Given task
Repeat the whole of the data, keeping every detail the same.

Material for the task
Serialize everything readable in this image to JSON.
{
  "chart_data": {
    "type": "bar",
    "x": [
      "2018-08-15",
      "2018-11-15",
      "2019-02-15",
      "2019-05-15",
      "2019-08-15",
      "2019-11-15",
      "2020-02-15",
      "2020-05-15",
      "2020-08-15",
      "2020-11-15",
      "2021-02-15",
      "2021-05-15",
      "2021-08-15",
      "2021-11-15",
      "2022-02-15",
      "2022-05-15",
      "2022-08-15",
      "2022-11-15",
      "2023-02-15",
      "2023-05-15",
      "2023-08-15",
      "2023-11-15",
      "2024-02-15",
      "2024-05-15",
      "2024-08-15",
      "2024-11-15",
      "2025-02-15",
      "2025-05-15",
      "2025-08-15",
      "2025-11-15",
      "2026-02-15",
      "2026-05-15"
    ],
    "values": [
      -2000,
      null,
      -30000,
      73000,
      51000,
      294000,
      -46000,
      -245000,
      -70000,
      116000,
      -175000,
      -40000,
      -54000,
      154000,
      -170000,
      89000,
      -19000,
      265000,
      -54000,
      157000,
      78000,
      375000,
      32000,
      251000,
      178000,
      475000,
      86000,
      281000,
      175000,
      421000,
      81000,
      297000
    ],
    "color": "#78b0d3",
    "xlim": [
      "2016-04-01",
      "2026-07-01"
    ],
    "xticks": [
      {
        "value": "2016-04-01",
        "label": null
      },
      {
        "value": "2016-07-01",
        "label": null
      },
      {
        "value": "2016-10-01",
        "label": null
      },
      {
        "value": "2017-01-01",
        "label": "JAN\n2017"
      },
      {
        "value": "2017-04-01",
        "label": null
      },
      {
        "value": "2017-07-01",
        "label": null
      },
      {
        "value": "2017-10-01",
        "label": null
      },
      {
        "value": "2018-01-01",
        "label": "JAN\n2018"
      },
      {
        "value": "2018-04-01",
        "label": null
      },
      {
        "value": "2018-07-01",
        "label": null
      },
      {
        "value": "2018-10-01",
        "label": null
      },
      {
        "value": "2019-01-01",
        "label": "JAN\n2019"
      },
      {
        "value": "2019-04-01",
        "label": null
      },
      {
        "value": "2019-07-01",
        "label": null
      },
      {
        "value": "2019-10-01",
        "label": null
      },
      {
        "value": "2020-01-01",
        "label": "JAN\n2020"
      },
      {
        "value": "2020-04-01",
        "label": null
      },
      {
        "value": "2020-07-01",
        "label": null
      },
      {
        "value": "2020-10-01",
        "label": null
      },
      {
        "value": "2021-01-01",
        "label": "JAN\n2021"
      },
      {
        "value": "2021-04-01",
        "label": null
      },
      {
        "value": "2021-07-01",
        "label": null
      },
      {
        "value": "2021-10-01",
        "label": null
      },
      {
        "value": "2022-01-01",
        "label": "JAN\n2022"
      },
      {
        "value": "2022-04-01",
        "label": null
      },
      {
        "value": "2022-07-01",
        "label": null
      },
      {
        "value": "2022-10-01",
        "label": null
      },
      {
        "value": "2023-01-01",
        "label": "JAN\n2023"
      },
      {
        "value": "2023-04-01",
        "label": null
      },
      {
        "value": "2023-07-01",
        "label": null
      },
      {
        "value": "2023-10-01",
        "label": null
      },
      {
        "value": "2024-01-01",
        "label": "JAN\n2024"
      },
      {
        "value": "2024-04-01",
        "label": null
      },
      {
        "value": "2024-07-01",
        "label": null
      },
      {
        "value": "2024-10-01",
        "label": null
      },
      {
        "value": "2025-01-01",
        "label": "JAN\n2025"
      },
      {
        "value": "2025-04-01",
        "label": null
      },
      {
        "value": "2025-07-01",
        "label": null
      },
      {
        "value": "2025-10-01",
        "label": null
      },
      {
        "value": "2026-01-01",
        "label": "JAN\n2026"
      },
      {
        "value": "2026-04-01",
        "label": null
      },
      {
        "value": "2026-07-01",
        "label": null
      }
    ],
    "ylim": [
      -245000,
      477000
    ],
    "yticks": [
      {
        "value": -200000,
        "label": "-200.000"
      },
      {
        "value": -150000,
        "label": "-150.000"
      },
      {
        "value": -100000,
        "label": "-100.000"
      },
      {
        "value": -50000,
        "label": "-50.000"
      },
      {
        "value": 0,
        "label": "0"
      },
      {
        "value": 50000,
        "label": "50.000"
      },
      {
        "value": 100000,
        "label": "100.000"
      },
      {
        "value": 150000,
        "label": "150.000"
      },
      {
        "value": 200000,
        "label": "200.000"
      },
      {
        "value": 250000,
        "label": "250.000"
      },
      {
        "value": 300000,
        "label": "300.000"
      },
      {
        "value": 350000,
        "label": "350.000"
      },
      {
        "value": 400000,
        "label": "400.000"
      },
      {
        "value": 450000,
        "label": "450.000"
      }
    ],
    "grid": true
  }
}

Output below
Serialize everything readable in this image to JSON.
{
  "chart_data": {
    "type": "bar",
    "x": [
      "2018-08-15",
      "2018-11-15",
      "2019-02-15",
      "2019-05-15",
      "2019-08-15",
      "2019-11-15",
      "2020-02-15",
      "2020-05-15",
      "2020-08-15",
      "2020-11-15",
      "2021-02-15",
      "2021-05-15",
      "2021-08-15",
      "2021-11-15",
      "2022-02-15",
      "2022-05-15",
      "2022-08-15",
      "2022-11-15",
      "2023-02-15",
      "2023-05-15",
      "2023-08-15",
      "2023-11-15",
      "2024-02-15",
      "2024-05-15",
      "2024-08-15",
      "2024-11-15",
      "2025-02-15",
      "2025-05-15",
      "2025-08-15",
      "2025-11-15",
      "2026-02-15",
      "2026-05-15"
    ],
    "values": [
      -2000,
      null,
      -30000,
      73000,
      51000,
      294000,
      -46000,
      -245000,
      -70000,
      116000,
      -175000,
      -40000,
      -54000,
      154000,
      -170000,
      89000,
      -19000,
      265000,
      -54000,
      157000,
      78000,
      375000,
      32000,
      251000,
      178000,
      475000,
      86000,
      281000,
      175000,
      421000,
      81000,
      297000
    ],
    "color": "#78b0d3",
    "xlim": [
      "2016-04-01",
      "2026-07-01"
    ],
    "xticks": [
      {
        "value": "2016-04-01",
        "label": null
      },
      {
        "value": "2016-07-01",
        "label": null
      },
      {
        "value": "2016-10-01",
        "label": null
      },
      {
        "value": "2017-01-01",
        "label": "JAN\n2017"
      },
      {
        "value": "2017-04-01",
        "label": null
      },
      {
        "value": "2017-07-01",
        "label": null
      },
      {
        "value": "2017-10-01",
        "label": null
      },
      {
        "value": "2018-01-01",
        "label": "JAN\n2018"
      },
      {
        "value": "2018-04-01",
        "label": null
      },
      {
        "value": "2018-07-01",
        "label": null
      },
      {
        "value": "2018-10-01",
        "label": null
      },
      {
        "value": "2019-01-01",
        "label": "JAN\n2019"
      },
      {
        "value": "2019-04-01",
        "label": null
      },
      {
        "value": "2019-07-01",
        "label": null
      },
      {
        "value": "2019-10-01",
        "label": null
      },
      {
        "value": "2020-01-01",
        "label": "JAN\n2020"
      },
      {
        "value": "2020-04-01",
        "label": null
      },
      {
        "value": "2020-07-01",
        "label": null
      },
      {
        "value": "2020-10-01",
        "label": null
      },
      {
        "value": "2021-01-01",
        "label": "JAN\n2021"
      },
      {
        "value": "2021-04-01",
        "label": null
      },
      {
        "value": "2021-07-01",
        "label": null
      },
      {
        "value": "2021-10-01",
        "label": null
      },
      {
        "value": "2022-01-01",
        "label": "JAN\n2022"
      },
      {
        "value": "2022-04-01",
        "label": null
      },
      {
        "value": "2022-07-01",
        "label": null
      },
      {
        "value": "2022-10-01",
        "label": null
      },
      {
        "value": "2023-01-01",
        "label": "JAN\n2023"
      },
      {
        "value": "2023-04-01",
        "label": null
      },
      {
        "value": "2023-07-01",
        "label": null
      },
      {
        "value": "2023-10-01",
        "label": null
      },
      {
        "value": "2024-01-01",
        "label": "JAN\n2024"
      },
      {
        "value": "2024-04-01",
        "label": null
      },
      {
        "value": "2024-07-01",
        "label": null
      },
      {
        "value": "2024-10-01",
        "label": null
      },
      {
        "value": "2025-01-01",
        "label": "JAN\n2025"
      },
      {
        "value": "2025-04-01",
        "label": null
      },
      {
        "value": "2025-07-01",
        "label": null
      },
      {
        "value": "2025-10-01",
        "label": null
      },
      {
        "value": "2026-01-01",
        "label": "JAN\n2026"
      },
      {
        "value": "2026-04-01",
        "label": null
      },
      {
        "value": "2026-07-01",
        "label": null
      }
    ],
    "ylim": [
      -245000,
      477000
    ],
    "yticks": [
      {
        "value": -200000,
        "label": "-200.000"
      },
      {
        "value": -150000,
        "label": "-150.000"
      },
      {
        "value": -100000,
        "label": "-100.000"
      },
      {
        "value": -50000,
        "label": "-50.000"
      },
      {
        "value": 0,
        "label": "0"
      },
      {
        "value": 50000,
        "label": "50.000"
      },
      {
        "value": 100000,
        "label": "100.000"
      },
      {
        "value": 150000,
        "label": "150.000"
      },
      {
        "value": 200000,
        "label": "200.000"
      },
      {
        "value": 250000,
        "label": "250.000"
      },
      {
        "value": 300000,
        "label": "300.000"
      },
      {
        "value": 350000,
        "label": "350.000"
      },
      {
        "value": 400000,
        "label": "400.000"
      },
      {
        "value": 450000,
        "label": "450.000"
      }
    ],
    "grid": true
  }
}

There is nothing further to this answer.